→ WORK REQUIRED
Determine the number of lines that contain the word "Pháp", then state that number and nothing more.

→ PROVIDED RECORDS

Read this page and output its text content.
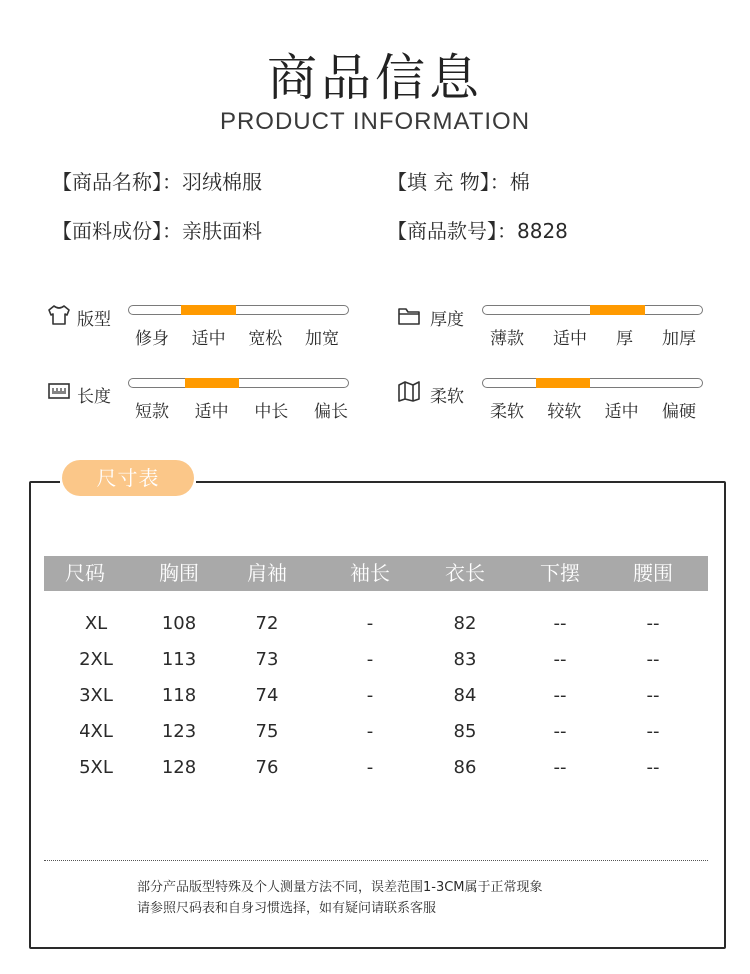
商品信息
PRODUCT INFORMATION
【商品名称】：羽绒棉服	【填 充 物】：棉
【面料成份】：亲肤面料	【商品款号】：8828
版型
修身 适中 宽松 加宽
厚度
薄款 适中 厚 加厚
长度
短款 适中 中长 偏长
柔软
柔软 较软 适中 偏硬
尺寸表
尺码	胸围	肩袖	袖长	衣长	下摆	腰围
XL	108	72	-	82	--	--
2XL	113	73	-	83	--	--
3XL	118	74	-	84	--	--
4XL	123	75	-	85	--	--
5XL	128	76	-	86	--	--
部分产品版型特殊及个人测量方法不同，误差范围1-3CM属于正常现象
请参照尺码表和自身习惯选择，如有疑问请联系客服
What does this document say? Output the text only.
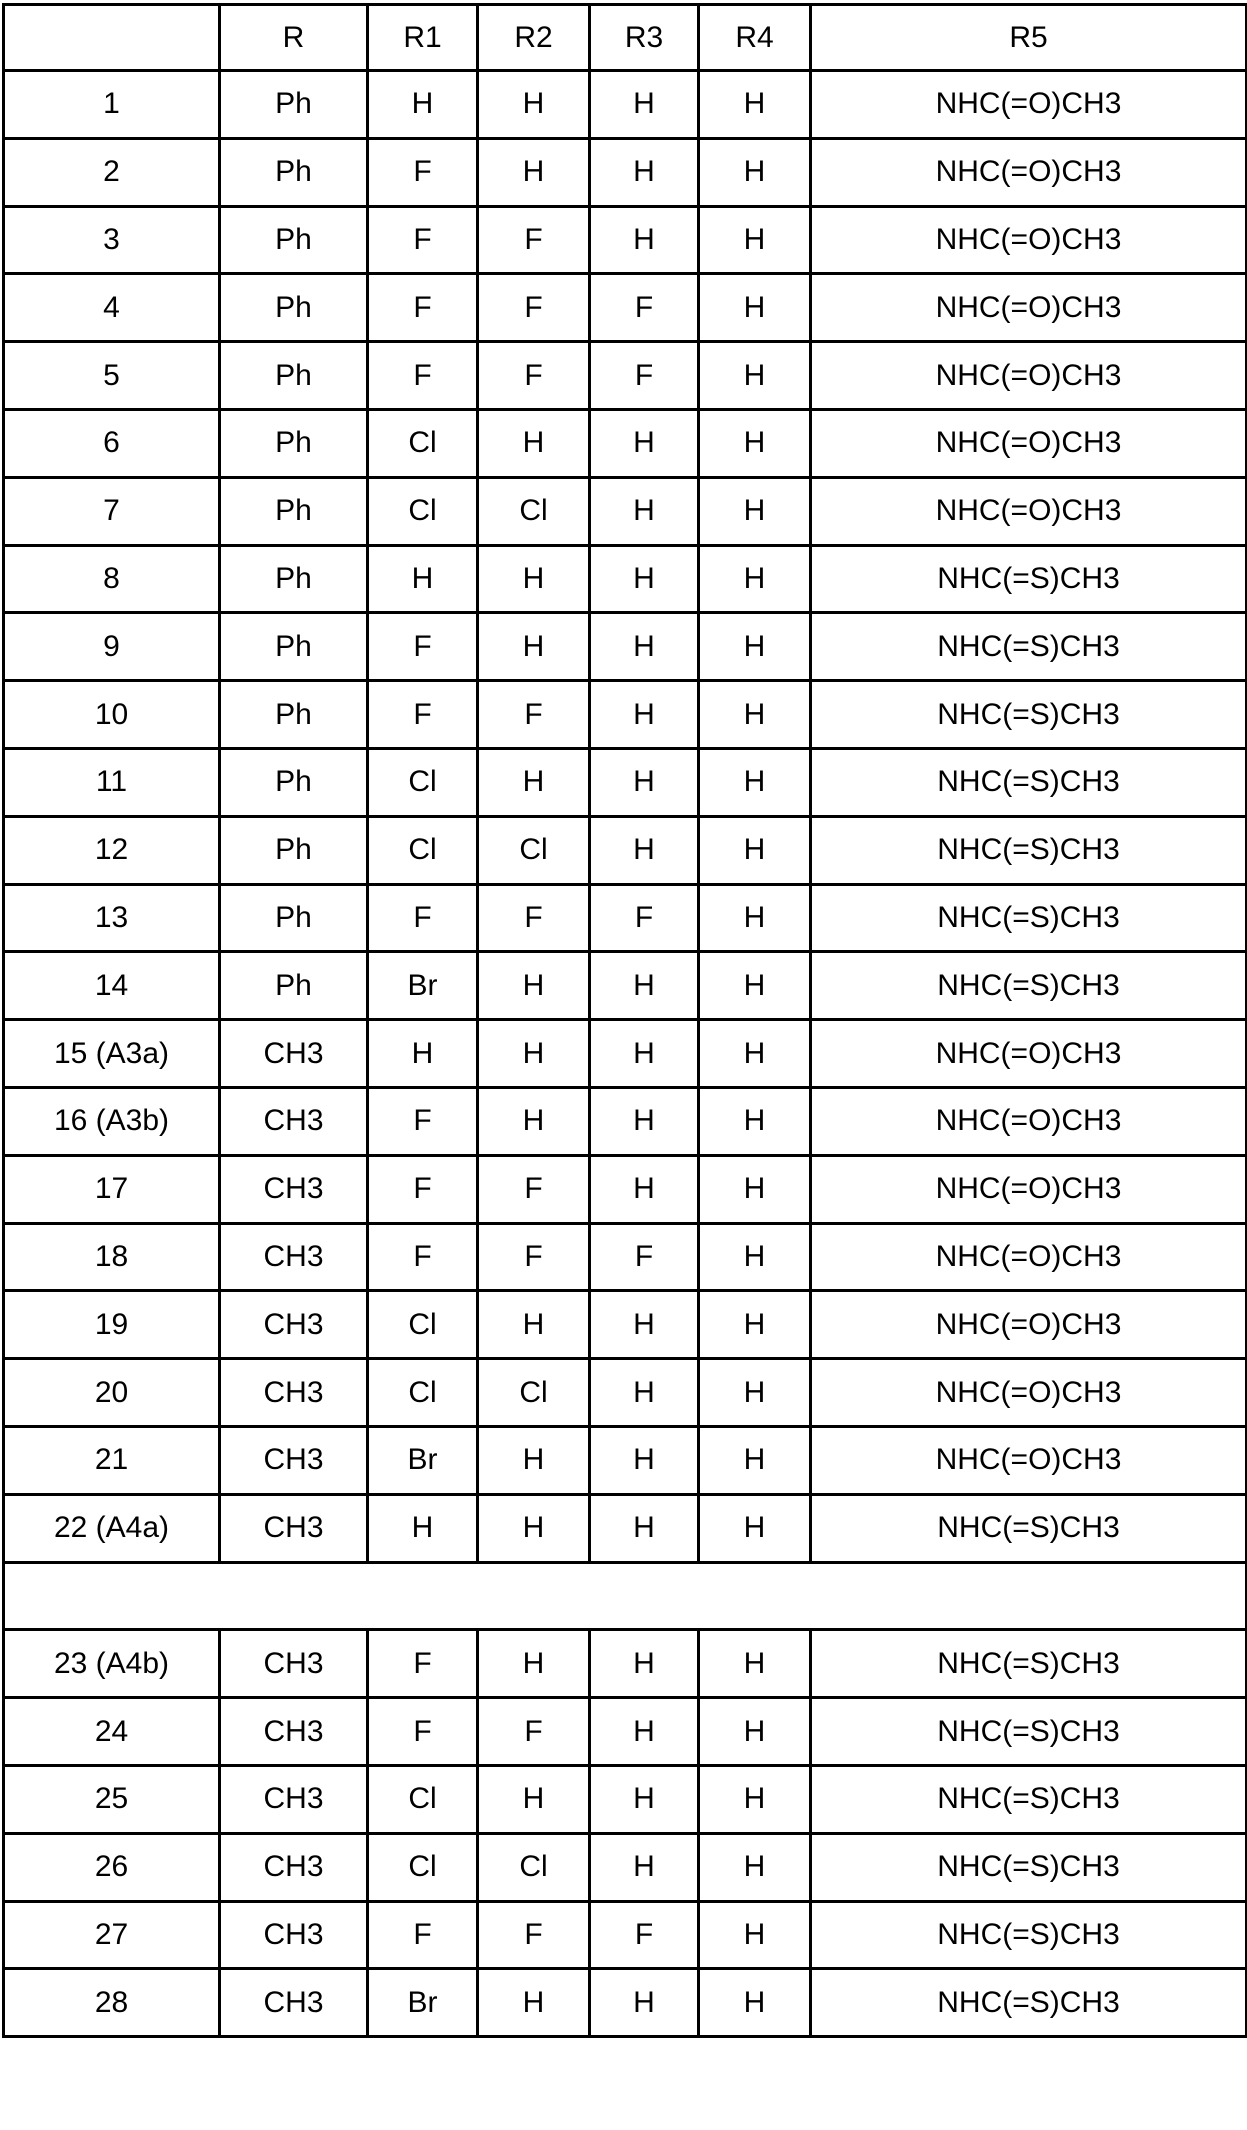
	R	R1	R2	R3	R4	R5
1	Ph	H	H	H	H	NHC(=O)CH3
2	Ph	F	H	H	H	NHC(=O)CH3
3	Ph	F	F	H	H	NHC(=O)CH3
4	Ph	F	F	F	H	NHC(=O)CH3
5	Ph	F	F	F	H	NHC(=O)CH3
6	Ph	Cl	H	H	H	NHC(=O)CH3
7	Ph	Cl	Cl	H	H	NHC(=O)CH3
8	Ph	H	H	H	H	NHC(=S)CH3
9	Ph	F	H	H	H	NHC(=S)CH3
10	Ph	F	F	H	H	NHC(=S)CH3
11	Ph	Cl	H	H	H	NHC(=S)CH3
12	Ph	Cl	Cl	H	H	NHC(=S)CH3
13	Ph	F	F	F	H	NHC(=S)CH3
14	Ph	Br	H	H	H	NHC(=S)CH3
15 (A3a)	CH3	H	H	H	H	NHC(=O)CH3
16 (A3b)	CH3	F	H	H	H	NHC(=O)CH3
17	CH3	F	F	H	H	NHC(=O)CH3
18	CH3	F	F	F	H	NHC(=O)CH3
19	CH3	Cl	H	H	H	NHC(=O)CH3
20	CH3	Cl	Cl	H	H	NHC(=O)CH3
21	CH3	Br	H	H	H	NHC(=O)CH3
22 (A4a)	CH3	H	H	H	H	NHC(=S)CH3

23 (A4b)	CH3	F	H	H	H	NHC(=S)CH3
24	CH3	F	F	H	H	NHC(=S)CH3
25	CH3	Cl	H	H	H	NHC(=S)CH3
26	CH3	Cl	Cl	H	H	NHC(=S)CH3
27	CH3	F	F	F	H	NHC(=S)CH3
28	CH3	Br	H	H	H	NHC(=S)CH3
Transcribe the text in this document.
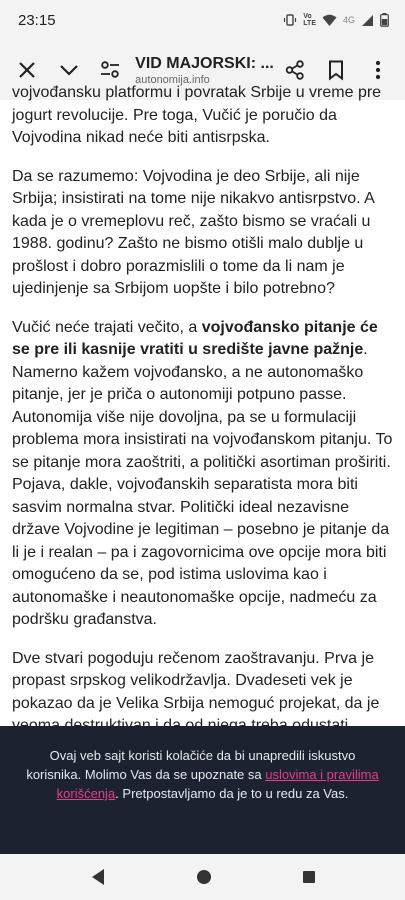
23:15	Vo
LTE	4G
VID MAJORSKI: ...
autonomija.info

vojvođansku platformu i povratak Srbije u vreme pre jogurt revolucije. Pre toga, Vučić je poručio da Vojvodina nikad neće biti antisrpska.

Da se razumemo: Vojvodina je deo Srbije, ali nije Srbija; insistirati na tome nije nikakvo antisrpstvo. A kada je o vremeplovu reč, zašto bismo se vraćali u 1988. godinu? Zašto ne bismo otišli malo dublje u prošlost i dobro porazmislili o tome da li nam je ujedinjenje sa Srbijom uopšte i bilo potrebno?

Vučić neće trajati večito, a vojvođansko pitanje će se pre ili kasnije vratiti u središte javne pažnje. Namerno kažem vojvođansko, a ne autonomaško pitanje, jer je priča o autonomiji potpuno passe. Autonomija više nije dovoljna, pa se u formulaciji problema mora insistirati na vojvođanskom pitanju. To se pitanje mora zaoštriti, a politički asortiman proširiti. Pojava, dakle, vojvođanskih separatista mora biti sasvim normalna stvar. Politički ideal nezavisne države Vojvodine je legitiman – posebno je pitanje da li je i realan – pa i zagovornicima ove opcije mora biti omogućeno da se, pod istima uslovima kao i autonomaške i neautonomaške opcije, nadmeću za podršku građanstva.

Dve stvari pogoduju rečenom zaoštravanju. Prva je propast srpskog velikodržavlja. Dvadeseti vek je pokazao da je Velika Srbija nemoguć projekat, da je

Ovaj veb sajt koristi kolačiće da bi unapredili iskustvo korisnika. Molimo Vas da se upoznate sa uslovima i pravilima korišćenja. Pretpostavljamo da je to u redu za Vas.
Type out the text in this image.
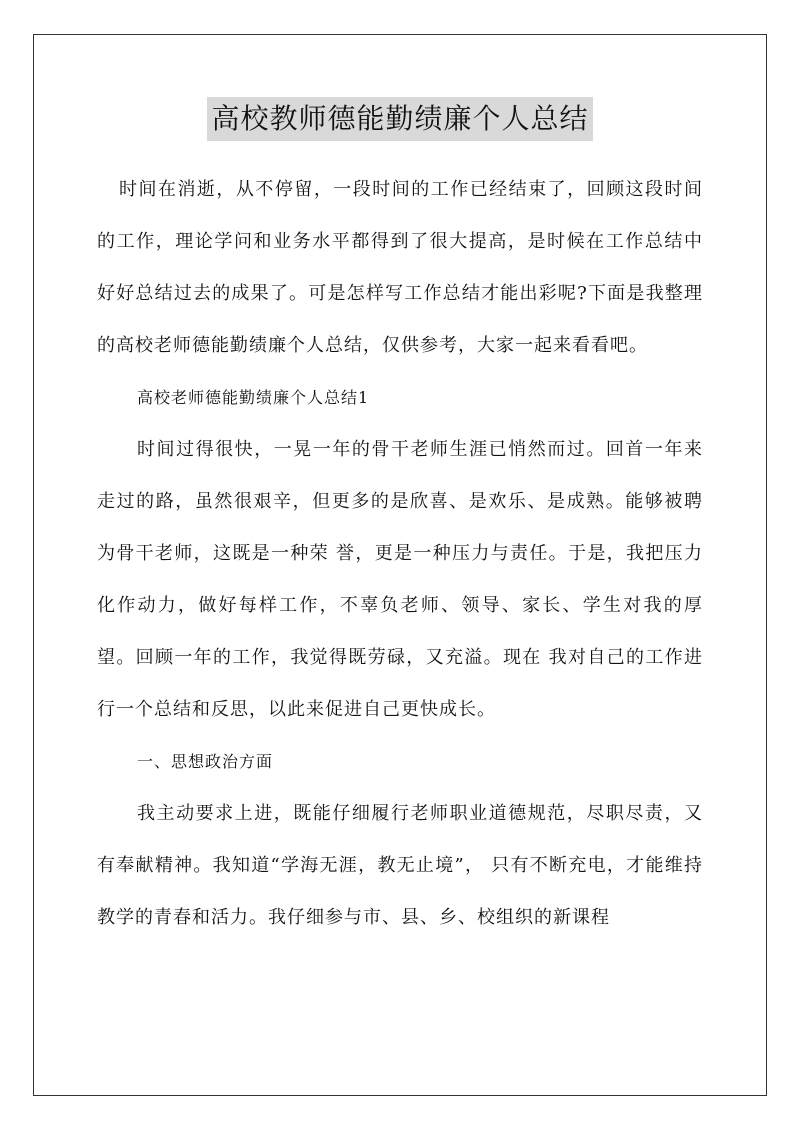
高校教师德能勤绩廉个人总结

时间在消逝，从不停留，一段时间的工作已经结束了，回顾这段时间的工作，理论学问和业务水平都得到了很大提高，是时候在工作总结中好好总结过去的成果了。可是怎样写工作总结才能出彩呢?下面是我整理的高校老师德能勤绩廉个人总结，仅供参考，大家一起来看看吧。

高校老师德能勤绩廉个人总结1

时间过得很快，一晃一年的骨干老师生涯已悄然而过。回首一年来走过的路，虽然很艰辛，但更多的是欣喜、是欢乐、是成熟。能够被聘为骨干老师，这既是一种荣 誉，更是一种压力与责任。于是，我把压力化作动力，做好每样工作，不辜负老师、领导、家长、学生对我的厚望。回顾一年的工作，我觉得既劳碌，又充溢。现在 我对自己的工作进行一个总结和反思，以此来促进自己更快成长。

一、思想政治方面

我主动要求上进，既能仔细履行老师职业道德规范，尽职尽责，又有奉献精神。我知道“学海无涯，教无止境”， 只有不断充电，才能维持教学的青春和活力。我仔细参与市、县、乡、校组织的新课程
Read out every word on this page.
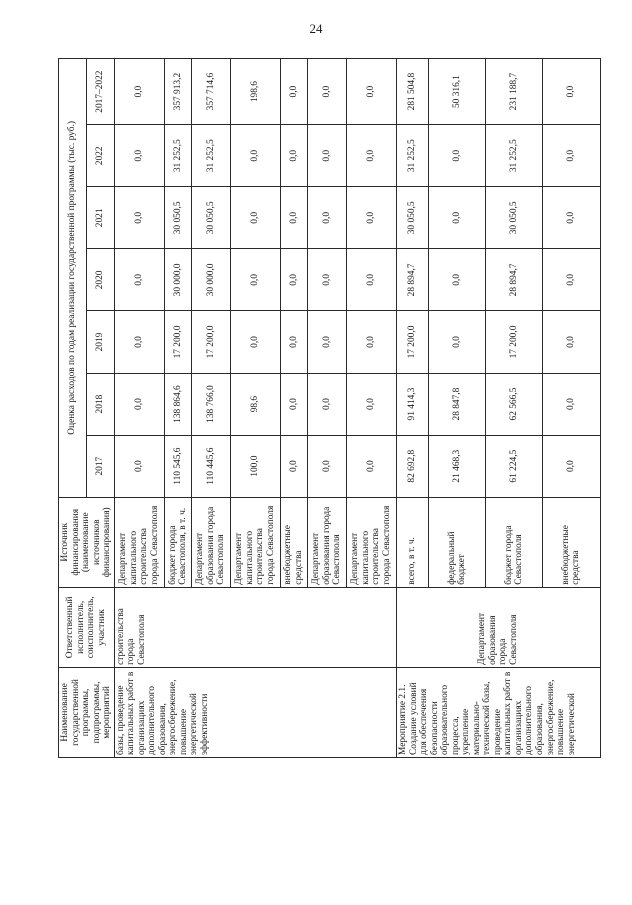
24
Наименование государственной программы, подпрограммы, мероприятий	Ответственный исполнитель, соисполнитель, участник	Источник финансирования (наименование источников финансирования)	Оценка расходов по годам реализации государственной программы (тыс. руб.)						
			2017	2018	2019	2020	2021	2022	2017–2022
базы, проведение капитальных работ в организациях дополнительного образования, энергосбережение, повышение энергетической эффективности	строительства города Севастополя	Департамент капитального строительства города Севастополя	0,0	0,0	0,0	0,0	0,0	0,0	0,0
		бюджет города Севастополя, в т. ч.	110 545,6	138 864,6	17 200,0	30 000,0	30 050,5	31 252,5	357 913,2
		Департамент образования города Севастополя	110 445,6	138 766,0	17 200,0	30 000,0	30 050,5	31 252,5	357 714,6
		Департамент капитального строительства города Севастополя	100,0	98,6	0,0	0,0	0,0	0,0	198,6
		внебюджетные средства	0,0	0,0	0,0	0,0	0,0	0,0	0,0
		Департамент образования города Севастополя	0,0	0,0	0,0	0,0	0,0	0,0	0,0
		Департамент капитального строительства города Севастополя	0,0	0,0	0,0	0,0	0,0	0,0	0,0
Мероприятие 2.1. Создание условий для обеспечения безопасности образовательного процесса, укрепление материально-технической базы, проведение капитальных работ в организациях дополнительного образования, энергосбережение, повышение энергетической	Департамент образования города Севастополя	всего, в т. ч.	82 692,8	91 414,3	17 200,0	28 894,7	30 050,5	31 252,5	281 504,8
		федеральный бюджет	21 468,3	28 847,8	0,0	0,0	0,0	0,0	50 316,1
		бюджет города Севастополя	61 224,5	62 566,5	17 200,0	28 894,7	30 050,5	31 252,5	231 188,7
		внебюджетные средства	0,0	0,0	0,0	0,0	0,0	0,0	0,0
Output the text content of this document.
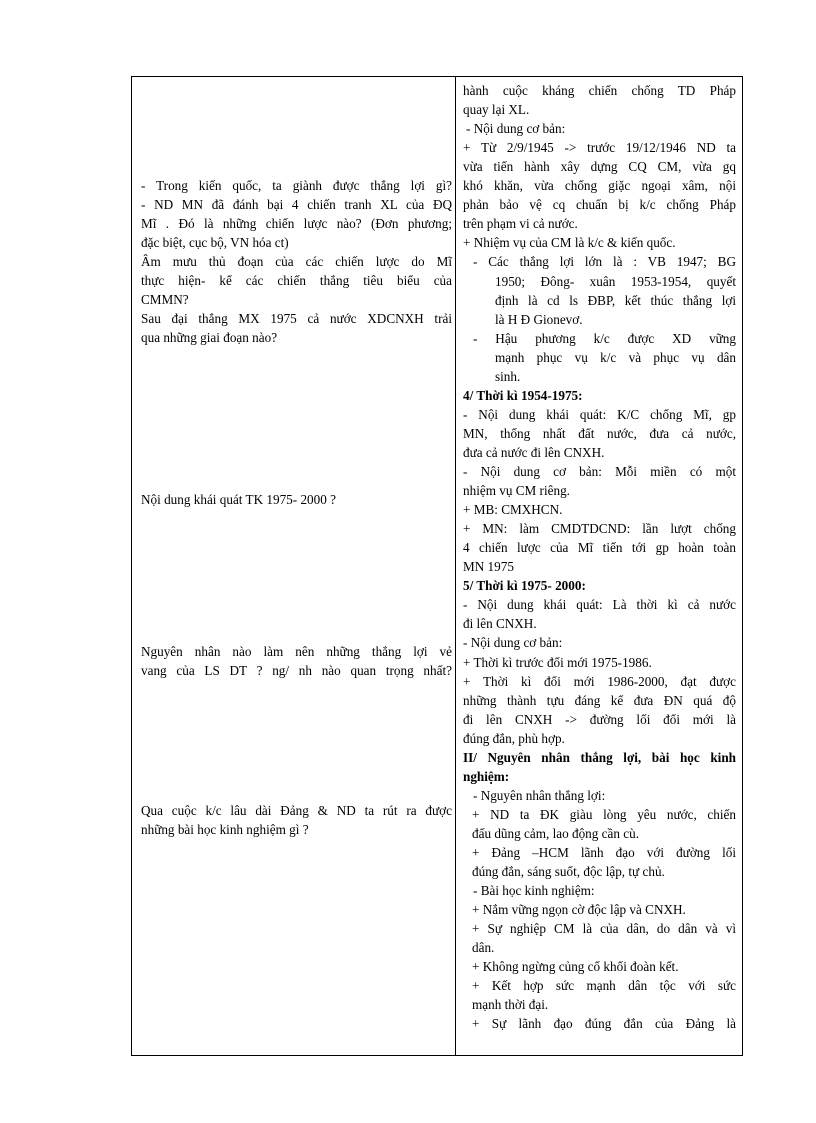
- Trong kiến quốc, ta giành được thắng lợi gì?
- ND MN đã đánh bại 4 chiến tranh XL của ĐQ
Mĩ . Đó là những chiến lược nào? (Đơn phương;
đặc biệt, cục bộ, VN hóa ct)
Âm mưu thủ đoạn của các chiến lược do Mĩ
thực hiện- kể các chiến thắng tiêu biểu của
CMMN?
Sau đại thắng MX 1975 cả nước XDCNXH trải
qua những giai đoạn nào?
Nội dung khái quát TK 1975- 2000 ?
Nguyên nhân nào làm nên những thắng lợi vẻ
vang của LS DT ? ng/ nh nào quan trọng nhất?
Qua cuộc k/c lâu dài Đảng & ND ta rút ra được
những bài học kinh nghiệm gì ?
hành cuộc kháng chiến chống TD Pháp
quay lại XL.
- Nội dung cơ bản:
+ Từ 2/9/1945 -> trước 19/12/1946 ND ta
vừa tiến hành xây dựng CQ CM, vừa gq
khó khăn, vừa chống giặc ngoại xâm, nội
phản bảo vệ cq chuẩn bị k/c chống Pháp
trên phạm vi cả nước.
+ Nhiệm vụ của CM là k/c & kiến quốc.
- Các thắng lợi lớn là : VB 1947; BG
1950; Đông- xuân 1953-1954, quyết
định là cd ls ĐBP, kết thúc thắng lợi
là H Đ Gionevơ.
- Hậu phương k/c được XD vững
mạnh phục vụ k/c và phục vụ dân
sinh.
4/ Thời kì 1954-1975:
- Nội dung khái quát: K/C chống Mĩ, gp
MN, thống nhất đất nước, đưa cả nước,
đưa cả nước đi lên CNXH.
- Nội dung cơ bản: Mỗi miền có một
nhiệm vụ CM riêng.
+ MB: CMXHCN.
+ MN: làm CMDTDCND: lần lượt chống
4 chiến lược của Mĩ tiến tới gp hoàn toàn
MN 1975
5/ Thời kì 1975- 2000:
- Nội dung khái quát: Là thời kì cả nước
đi lên CNXH.
- Nội dung cơ bản:
+ Thời kì trước đổi mới 1975-1986.
+ Thời kì đổi mới 1986-2000, đạt được
những thành tựu đáng kể đưa ĐN quá độ
đi lên CNXH -> đường lối đổi mới là
đúng đắn, phù hợp.
II/ Nguyên nhân thắng lợi, bài học kinh
nghiệm:
- Nguyên nhân thắng lợi:
+ ND ta ĐK giàu lòng yêu nước, chiến
đấu dũng cảm, lao động cần cù.
+ Đảng –HCM lãnh đạo với đường lối
đúng đắn, sáng suốt, độc lập, tự chủ.
- Bài học kinh nghiệm:
+ Nắm vững ngọn cờ độc lập và CNXH.
+ Sự nghiệp CM là của dân, do dân và vì
dân.
+ Không ngừng củng cố khối đoàn kết.
+ Kết hợp sức mạnh dân tộc với sức
mạnh thời đại.
+ Sự lãnh đạo đúng đắn của Đảng là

→ EXERCISE RESPONSE
2